### GIVEN EXERCISE
Transcribe the lines below without any change, beginning with the line that contains "y-axis-label: Teachng Efficiincy" and continuing through the line that contains "legend-label-traditional: Traditional Grading".

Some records
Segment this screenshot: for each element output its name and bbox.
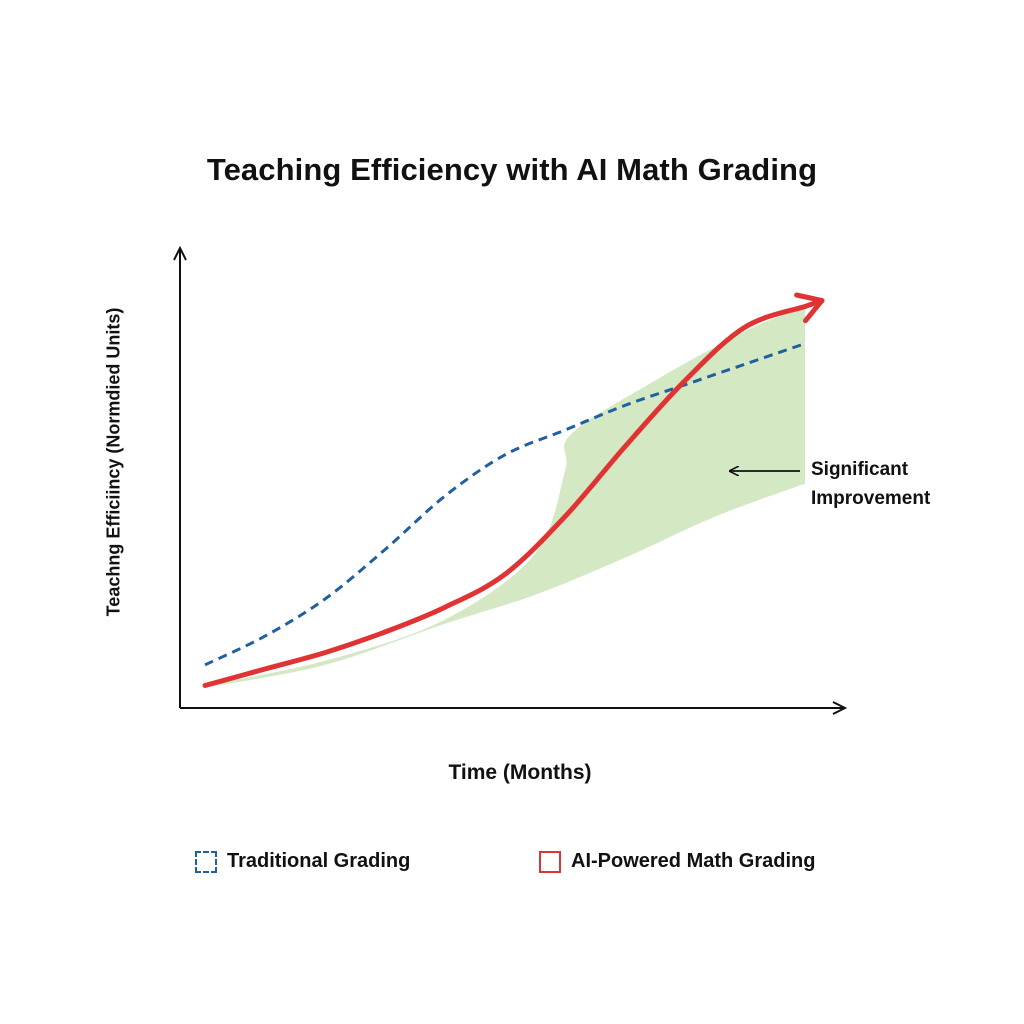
y-axis-label: Teachng Efficiincy (Normdied Units) [103, 307, 124, 617]
legend-swatch-ai [539, 850, 561, 873]
ai-grading-arrowhead [794, 292, 825, 324]
x-axis-label: Time (Months) [448, 761, 592, 784]
chart-title: Teaching Efficiency with AI Math Grading [206, 152, 818, 187]
y-axis-arrowhead [173, 245, 187, 261]
annotation-line-2: Improvement [811, 488, 931, 509]
legend-label-traditional: Traditional Grading [227, 850, 411, 872]
legend-item-ai: AI-Powered Math Grading [539, 850, 815, 873]
legend-label-ai: AI-Powered Math Grading [571, 850, 816, 872]
legend-item-traditional: Traditional Grading [195, 850, 410, 873]
improvement-annotation: Significant Improvement [811, 455, 930, 513]
improvement-shaded-area [205, 306, 805, 688]
annotation-line-1: Significant [811, 459, 909, 480]
traditional-grading-line [204, 342, 806, 667]
x-axis-arrowhead [832, 701, 848, 715]
legend-swatch-traditional [195, 850, 217, 873]
ai-grading-line [202, 298, 825, 688]
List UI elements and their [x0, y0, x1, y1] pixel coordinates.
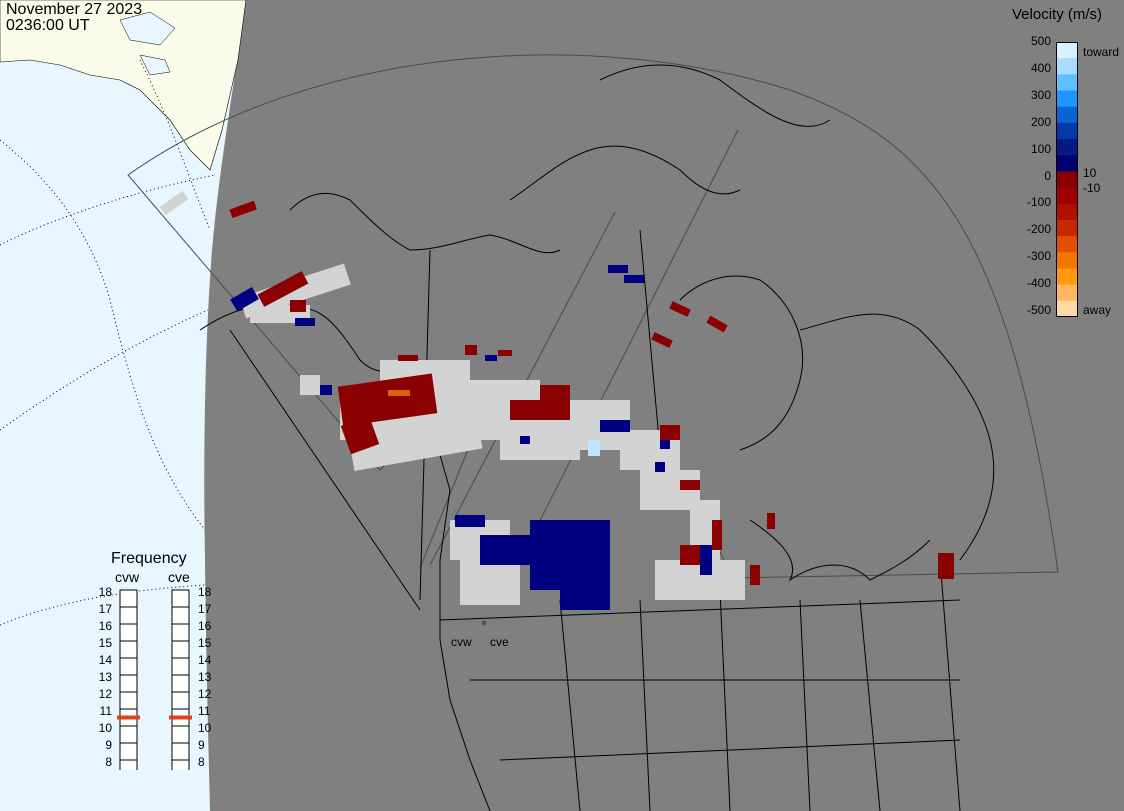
colorbar-label-neg10: -10 [1083, 181, 1101, 195]
frequency-cell [171, 589, 190, 608]
colorbar-tick-label: -200 [1026, 222, 1051, 237]
colorbar-swatch [1056, 284, 1078, 302]
velocity-away [229, 200, 954, 585]
frequency-cell [171, 674, 190, 693]
colorbar-label-toward: toward [1083, 45, 1120, 59]
frequency-scale-label: 13 [198, 670, 212, 684]
frequency-scale-label: 9 [105, 738, 112, 752]
frequency-scale-label: 13 [99, 670, 113, 684]
frequency-cell [171, 691, 190, 710]
frequency-scale-label: 11 [198, 704, 211, 718]
timestamp-time: 0236:00 UT [6, 17, 90, 34]
frequency-cell [171, 742, 190, 761]
frequency-title: Frequency [111, 550, 187, 567]
frequency-marker [117, 715, 140, 720]
colorbar-swatch [1056, 203, 1078, 221]
colorbar-title: Velocity (m/s) [1012, 6, 1103, 23]
frequency-cell [171, 759, 190, 770]
colorbar-swatch [1056, 155, 1078, 172]
frequency-scale-label: 18 [99, 585, 113, 599]
frequency-scale-label: 16 [198, 619, 212, 633]
frequency-scale-label: 17 [198, 602, 212, 616]
frequency-scale-label: 12 [99, 687, 113, 701]
colorbar-tick-label: 500 [1030, 34, 1051, 48]
frequency-scale-label: 8 [105, 755, 112, 769]
colorbar-swatch [1056, 187, 1078, 205]
colorbar-tick-label: 100 [1030, 141, 1051, 156]
frequency-cell [119, 640, 138, 659]
frequency-cell [171, 640, 190, 659]
frequency-cell [119, 657, 138, 676]
frequency-scale-label: 15 [198, 636, 212, 650]
frequency-scale-label: 14 [99, 653, 113, 667]
frequency-cell [119, 589, 138, 608]
colorbar-tick-label: -500 [1026, 303, 1051, 317]
frequency-scale-label: 10 [99, 721, 113, 735]
colorbar-frame [1056, 42, 1078, 317]
daylight-land [0, 0, 247, 171]
frequency-cell [119, 606, 138, 625]
frequency-scale-label: 16 [99, 619, 113, 633]
frequency-cell [119, 674, 138, 693]
colorbar-swatch [1056, 106, 1078, 124]
colorbar-tick-label: 300 [1030, 87, 1051, 102]
timestamp-date: November 27 2023 [6, 1, 143, 18]
frequency-cell [119, 725, 138, 744]
frequency-cell [119, 759, 138, 770]
frequency-scale-label: 8 [198, 755, 205, 769]
frequency-scale-label: 15 [99, 636, 113, 650]
velocity-colorbar [1056, 42, 1078, 317]
frequency-scale-label: 9 [198, 738, 205, 752]
velocity-toward-light [588, 440, 600, 456]
graticule-daylight [0, 59, 216, 626]
colorbar-label-away: away [1083, 303, 1112, 317]
colorbar-swatch [1056, 42, 1078, 59]
colorbar-swatch [1056, 58, 1078, 75]
frequency-cell [119, 691, 138, 710]
frequency-cell [119, 742, 138, 761]
frequency-scale-label: 17 [99, 602, 113, 616]
frequency-scale-label: 18 [198, 585, 212, 599]
colorbar-tick-label: -100 [1026, 195, 1051, 210]
frequency-gauges: 18 17 16 15 14 13 12 11 10 9 8 18 17 16 15 14 13 12 11 10 9 8 [99, 585, 212, 770]
frequency-scale-label: 14 [198, 653, 212, 667]
frequency-scale-label: 12 [198, 687, 212, 701]
velocity-toward [230, 265, 712, 610]
frequency-cell [171, 623, 190, 642]
colorbar-swatch [1056, 90, 1078, 108]
frequency-scale-label: 10 [198, 721, 212, 735]
colorbar-swatch [1056, 252, 1078, 269]
frequency-radar-label: cve [168, 569, 190, 585]
colorbar-swatch [1056, 268, 1078, 286]
colorbar-label-pos10: 10 [1083, 166, 1097, 180]
colorbar-tick-label: 0 [1044, 168, 1051, 183]
ground-scatter [159, 190, 745, 605]
frequency-radar-label: cvw [115, 569, 140, 585]
daylight-islands [119, 11, 176, 76]
colorbar-tick-label: 200 [1030, 114, 1051, 129]
velocity-away-strong [388, 390, 410, 396]
frequency-cell [171, 606, 190, 625]
colorbar-tick-label: -400 [1026, 276, 1051, 291]
radar-label-cve: cve [490, 635, 509, 649]
colorbar-swatch [1056, 139, 1078, 156]
colorbar-tick-label: -300 [1026, 249, 1051, 264]
colorbar-swatch [1056, 122, 1078, 140]
frequency-cell [119, 623, 138, 642]
colorbar-swatch [1056, 300, 1078, 317]
radar-label-cvw: cvw [451, 635, 472, 649]
colorbar-swatch [1056, 74, 1078, 92]
colorbar-swatch [1056, 236, 1078, 253]
colorbar-swatch [1056, 219, 1078, 237]
frequency-marker [169, 715, 192, 720]
radar-site-marker [481, 620, 487, 626]
colorbar-tick-label: 400 [1030, 60, 1051, 75]
colorbar-swatch [1056, 171, 1078, 189]
frequency-cell [171, 725, 190, 744]
frequency-scale-label: 11 [100, 704, 113, 718]
frequency-cell [171, 657, 190, 676]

### WRITTEN ANSWER
y-axis-label: Teachng Efficiincy (Normdied Units) [103, 307, 124, 617]
legend-swatch-ai [539, 850, 561, 873]
ai-grading-arrowhead [794, 292, 825, 324]
x-axis-label: Time (Months) [448, 761, 592, 784]
chart-title: Teaching Efficiency with AI Math Grading [206, 152, 818, 187]
y-axis-arrowhead [173, 245, 187, 261]
annotation-line-2: Improvement [811, 488, 931, 509]
legend-label-traditional: Traditional Grading [227, 850, 411, 872]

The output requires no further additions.